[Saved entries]

****

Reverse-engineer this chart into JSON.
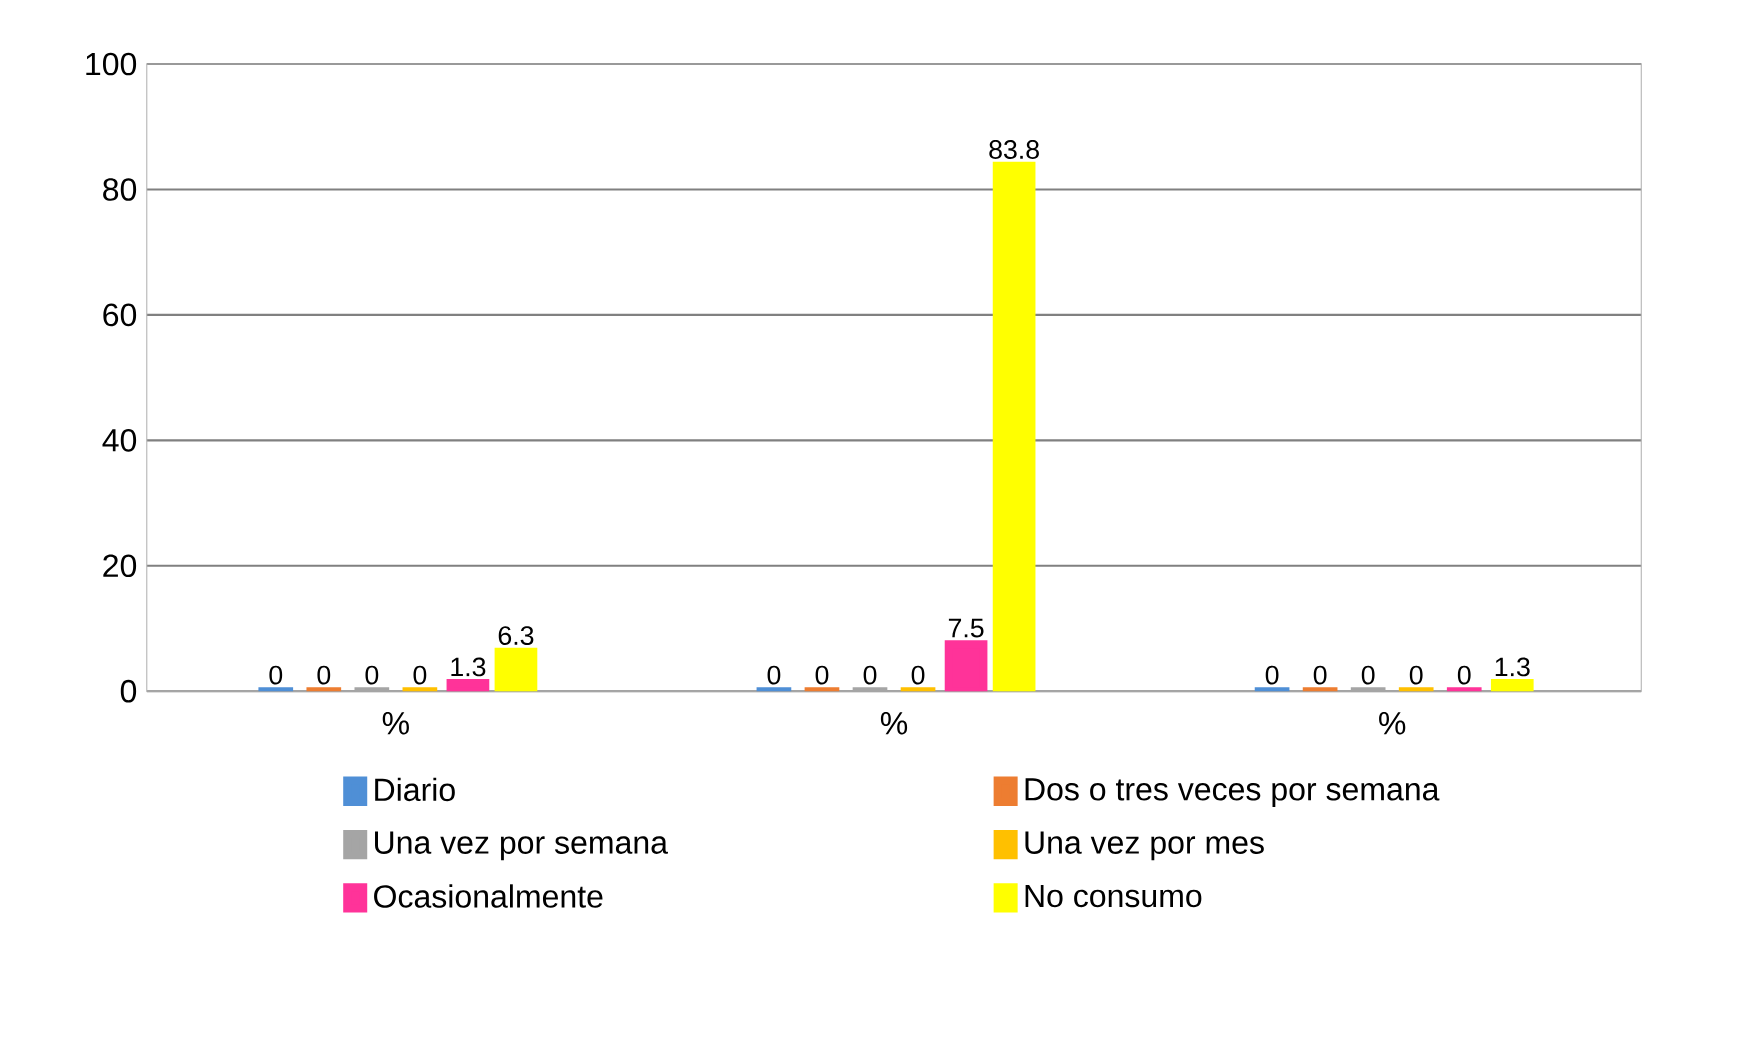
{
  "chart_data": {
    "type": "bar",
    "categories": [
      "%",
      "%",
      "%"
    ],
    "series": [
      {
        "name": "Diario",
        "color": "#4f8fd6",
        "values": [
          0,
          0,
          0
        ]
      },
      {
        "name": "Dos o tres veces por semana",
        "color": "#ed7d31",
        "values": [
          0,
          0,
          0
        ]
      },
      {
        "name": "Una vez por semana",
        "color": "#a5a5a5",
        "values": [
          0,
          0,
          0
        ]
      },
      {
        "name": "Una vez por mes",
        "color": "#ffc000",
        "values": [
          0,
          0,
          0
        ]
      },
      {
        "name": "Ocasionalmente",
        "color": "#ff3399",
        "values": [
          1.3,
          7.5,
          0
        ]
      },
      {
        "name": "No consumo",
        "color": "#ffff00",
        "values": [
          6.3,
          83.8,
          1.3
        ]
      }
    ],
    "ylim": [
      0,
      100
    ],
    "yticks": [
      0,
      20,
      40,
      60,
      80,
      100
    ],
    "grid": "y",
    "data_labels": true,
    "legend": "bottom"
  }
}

****

▶ _JOB_:
Retype all the records shown above, character for character. Omit every picture.

▶ _ANSWER TO THIS EXERCISE_:
Reverse-engineer this chart into JSON.
{
  "chart_data": {
    "type": "bar",
    "categories": [
      "%",
      "%",
      "%"
    ],
    "series": [
      {
        "name": "Diario",
        "color": "#4f8fd6",
        "values": [
          0,
          0,
          0
        ]
      },
      {
        "name": "Dos o tres veces por semana",
        "color": "#ed7d31",
        "values": [
          0,
          0,
          0
        ]
      },
      {
        "name": "Una vez por semana",
        "color": "#a5a5a5",
        "values": [
          0,
          0,
          0
        ]
      },
      {
        "name": "Una vez por mes",
        "color": "#ffc000",
        "values": [
          0,
          0,
          0
        ]
      },
      {
        "name": "Ocasionalmente",
        "color": "#ff3399",
        "values": [
          1.3,
          7.5,
          0
        ]
      },
      {
        "name": "No consumo",
        "color": "#ffff00",
        "values": [
          6.3,
          83.8,
          1.3
        ]
      }
    ],
    "ylim": [
      0,
      100
    ],
    "yticks": [
      0,
      20,
      40,
      60,
      80,
      100
    ],
    "grid": "y",
    "data_labels": true,
    "legend": "bottom"
  }
}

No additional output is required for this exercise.